Problem to work on:
The data below is to be returned in full and exactly.

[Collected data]
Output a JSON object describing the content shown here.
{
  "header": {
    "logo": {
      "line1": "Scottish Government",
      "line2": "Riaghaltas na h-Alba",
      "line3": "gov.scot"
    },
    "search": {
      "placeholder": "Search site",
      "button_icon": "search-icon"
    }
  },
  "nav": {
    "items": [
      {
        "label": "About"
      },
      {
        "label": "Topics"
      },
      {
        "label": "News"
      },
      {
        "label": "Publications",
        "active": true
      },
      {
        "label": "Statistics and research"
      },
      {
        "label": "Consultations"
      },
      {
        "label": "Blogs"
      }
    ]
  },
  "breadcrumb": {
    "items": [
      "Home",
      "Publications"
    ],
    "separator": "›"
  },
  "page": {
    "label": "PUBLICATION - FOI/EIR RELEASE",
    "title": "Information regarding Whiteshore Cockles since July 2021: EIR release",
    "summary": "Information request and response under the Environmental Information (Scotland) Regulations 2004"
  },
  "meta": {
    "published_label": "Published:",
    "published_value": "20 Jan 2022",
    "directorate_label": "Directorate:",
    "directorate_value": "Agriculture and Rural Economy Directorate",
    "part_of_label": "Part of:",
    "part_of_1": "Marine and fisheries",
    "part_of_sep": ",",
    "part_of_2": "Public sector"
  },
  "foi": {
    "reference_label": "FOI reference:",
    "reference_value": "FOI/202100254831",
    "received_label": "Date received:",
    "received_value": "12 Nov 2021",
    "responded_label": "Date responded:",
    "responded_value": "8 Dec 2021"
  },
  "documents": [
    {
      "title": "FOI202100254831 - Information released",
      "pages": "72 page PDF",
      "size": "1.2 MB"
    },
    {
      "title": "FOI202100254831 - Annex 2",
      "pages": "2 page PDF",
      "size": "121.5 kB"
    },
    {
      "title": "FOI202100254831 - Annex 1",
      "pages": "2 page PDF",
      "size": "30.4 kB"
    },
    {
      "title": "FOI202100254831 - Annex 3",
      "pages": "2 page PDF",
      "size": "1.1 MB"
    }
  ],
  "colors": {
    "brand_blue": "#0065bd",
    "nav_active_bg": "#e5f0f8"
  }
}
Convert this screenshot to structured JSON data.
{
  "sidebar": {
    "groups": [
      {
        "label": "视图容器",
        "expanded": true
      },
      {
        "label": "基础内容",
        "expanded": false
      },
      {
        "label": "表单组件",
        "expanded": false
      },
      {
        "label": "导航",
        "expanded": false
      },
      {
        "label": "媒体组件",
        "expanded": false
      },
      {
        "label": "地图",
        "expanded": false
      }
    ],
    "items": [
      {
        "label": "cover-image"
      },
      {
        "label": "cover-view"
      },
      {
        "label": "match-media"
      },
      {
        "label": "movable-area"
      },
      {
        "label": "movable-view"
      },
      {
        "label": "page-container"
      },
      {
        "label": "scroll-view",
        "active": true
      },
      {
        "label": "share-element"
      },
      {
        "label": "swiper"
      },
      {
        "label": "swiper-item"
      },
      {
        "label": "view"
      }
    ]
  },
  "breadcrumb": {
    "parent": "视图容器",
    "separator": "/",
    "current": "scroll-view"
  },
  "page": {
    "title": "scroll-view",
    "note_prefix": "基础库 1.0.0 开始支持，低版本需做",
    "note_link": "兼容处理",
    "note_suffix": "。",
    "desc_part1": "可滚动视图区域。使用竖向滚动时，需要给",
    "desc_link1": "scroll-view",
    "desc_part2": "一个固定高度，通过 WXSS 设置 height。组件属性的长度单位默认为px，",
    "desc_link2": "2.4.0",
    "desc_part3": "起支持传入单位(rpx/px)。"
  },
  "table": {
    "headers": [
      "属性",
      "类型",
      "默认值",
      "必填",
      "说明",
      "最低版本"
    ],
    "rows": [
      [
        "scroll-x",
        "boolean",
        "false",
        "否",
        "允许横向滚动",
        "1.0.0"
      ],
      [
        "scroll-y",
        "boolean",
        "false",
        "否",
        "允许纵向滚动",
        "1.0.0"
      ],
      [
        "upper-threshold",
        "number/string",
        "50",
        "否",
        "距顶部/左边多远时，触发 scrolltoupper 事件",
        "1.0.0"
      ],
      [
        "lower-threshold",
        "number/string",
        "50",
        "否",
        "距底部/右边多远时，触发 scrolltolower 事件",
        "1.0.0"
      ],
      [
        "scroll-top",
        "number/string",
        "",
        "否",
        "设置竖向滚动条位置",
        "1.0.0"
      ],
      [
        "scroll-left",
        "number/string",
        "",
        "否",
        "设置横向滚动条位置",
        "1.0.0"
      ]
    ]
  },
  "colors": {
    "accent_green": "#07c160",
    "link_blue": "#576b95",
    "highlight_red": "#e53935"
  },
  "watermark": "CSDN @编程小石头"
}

Result for this task:
Output a JSON object describing the content shown here.
{
  "header": {
    "logo": {
      "line1": "Scottish Government",
      "line2": "Riaghaltas na h-Alba",
      "line3": "gov.scot"
    },
    "search": {
      "placeholder": "Search site",
      "button_icon": "search-icon"
    }
  },
  "nav": {
    "items": [
      {
        "label": "About"
      },
      {
        "label": "Topics"
      },
      {
        "label": "News"
      },
      {
        "label": "Publications",
        "active": true
      },
      {
        "label": "Statistics and research"
      },
      {
        "label": "Consultations"
      },
      {
        "label": "Blogs"
      }
    ]
  },
  "breadcrumb": {
    "items": [
      "Home",
      "Publications"
    ],
    "separator": "›"
  },
  "page": {
    "label": "PUBLICATION - FOI/EIR RELEASE",
    "title": "Information regarding Whiteshore Cockles since July 2021: EIR release",
    "summary": "Information request and response under the Environmental Information (Scotland) Regulations 2004"
  },
  "meta": {
    "published_label": "Published:",
    "published_value": "20 Jan 2022",
    "directorate_label": "Directorate:",
    "directorate_value": "Agriculture and Rural Economy Directorate",
    "part_of_label": "Part of:",
    "part_of_1": "Marine and fisheries",
    "part_of_sep": ",",
    "part_of_2": "Public sector"
  },
  "foi": {
    "reference_label": "FOI reference:",
    "reference_value": "FOI/202100254831",
    "received_label": "Date received:",
    "received_value": "12 Nov 2021",
    "responded_label": "Date responded:",
    "responded_value": "8 Dec 2021"
  },
  "documents": [
    {
      "title": "FOI202100254831 - Information released",
      "pages": "72 page PDF",
      "size": "1.2 MB"
    },
    {
      "title": "FOI202100254831 - Annex 2",
      "pages": "2 page PDF",
      "size": "121.5 kB"
    },
    {
      "title": "FOI202100254831 - Annex 1",
      "pages": "2 page PDF",
      "size": "30.4 kB"
    },
    {
      "title": "FOI202100254831 - Annex 3",
      "pages": "2 page PDF",
      "size": "1.1 MB"
    }
  ],
  "colors": {
    "brand_blue": "#0065bd",
    "nav_active_bg": "#e5f0f8"
  }
}
Convert this screenshot to structured JSON data.
{
  "sidebar": {
    "groups": [
      {
        "label": "视图容器",
        "expanded": true
      },
      {
        "label": "基础内容",
        "expanded": false
      },
      {
        "label": "表单组件",
        "expanded": false
      },
      {
        "label": "导航",
        "expanded": false
      },
      {
        "label": "媒体组件",
        "expanded": false
      },
      {
        "label": "地图",
        "expanded": false
      }
    ],
    "items": [
      {
        "label": "cover-image"
      },
      {
        "label": "cover-view"
      },
      {
        "label": "match-media"
      },
      {
        "label": "movable-area"
      },
      {
        "label": "movable-view"
      },
      {
        "label": "page-container"
      },
      {
        "label": "scroll-view",
        "active": true
      },
      {
        "label": "share-element"
      },
      {
        "label": "swiper"
      },
      {
        "label": "swiper-item"
      },
      {
        "label": "view"
      }
    ]
  },
  "breadcrumb": {
    "parent": "视图容器",
    "separator": "/",
    "current": "scroll-view"
  },
  "page": {
    "title": "scroll-view",
    "note_prefix": "基础库 1.0.0 开始支持，低版本需做",
    "note_link": "兼容处理",
    "note_suffix": "。",
    "desc_part1": "可滚动视图区域。使用竖向滚动时，需要给",
    "desc_link1": "scroll-view",
    "desc_part2": "一个固定高度，通过 WXSS 设置 height。组件属性的长度单位默认为px，",
    "desc_link2": "2.4.0",
    "desc_part3": "起支持传入单位(rpx/px)。"
  },
  "table": {
    "headers": [
      "属性",
      "类型",
      "默认值",
      "必填",
      "说明",
      "最低版本"
    ],
    "rows": [
      [
        "scroll-x",
        "boolean",
        "false",
        "否",
        "允许横向滚动",
        "1.0.0"
      ],
      [
        "scroll-y",
        "boolean",
        "false",
        "否",
        "允许纵向滚动",
        "1.0.0"
      ],
      [
        "upper-threshold",
        "number/string",
        "50",
        "否",
        "距顶部/左边多远时，触发 scrolltoupper 事件",
        "1.0.0"
      ],
      [
        "lower-threshold",
        "number/string",
        "50",
        "否",
        "距底部/右边多远时，触发 scrolltolower 事件",
        "1.0.0"
      ],
      [
        "scroll-top",
        "number/string",
        "",
        "否",
        "设置竖向滚动条位置",
        "1.0.0"
      ],
      [
        "scroll-left",
        "number/string",
        "",
        "否",
        "设置横向滚动条位置",
        "1.0.0"
      ]
    ]
  },
  "colors": {
    "accent_green": "#07c160",
    "link_blue": "#576b95",
    "highlight_red": "#e53935"
  },
  "watermark": "CSDN @编程小石头"
}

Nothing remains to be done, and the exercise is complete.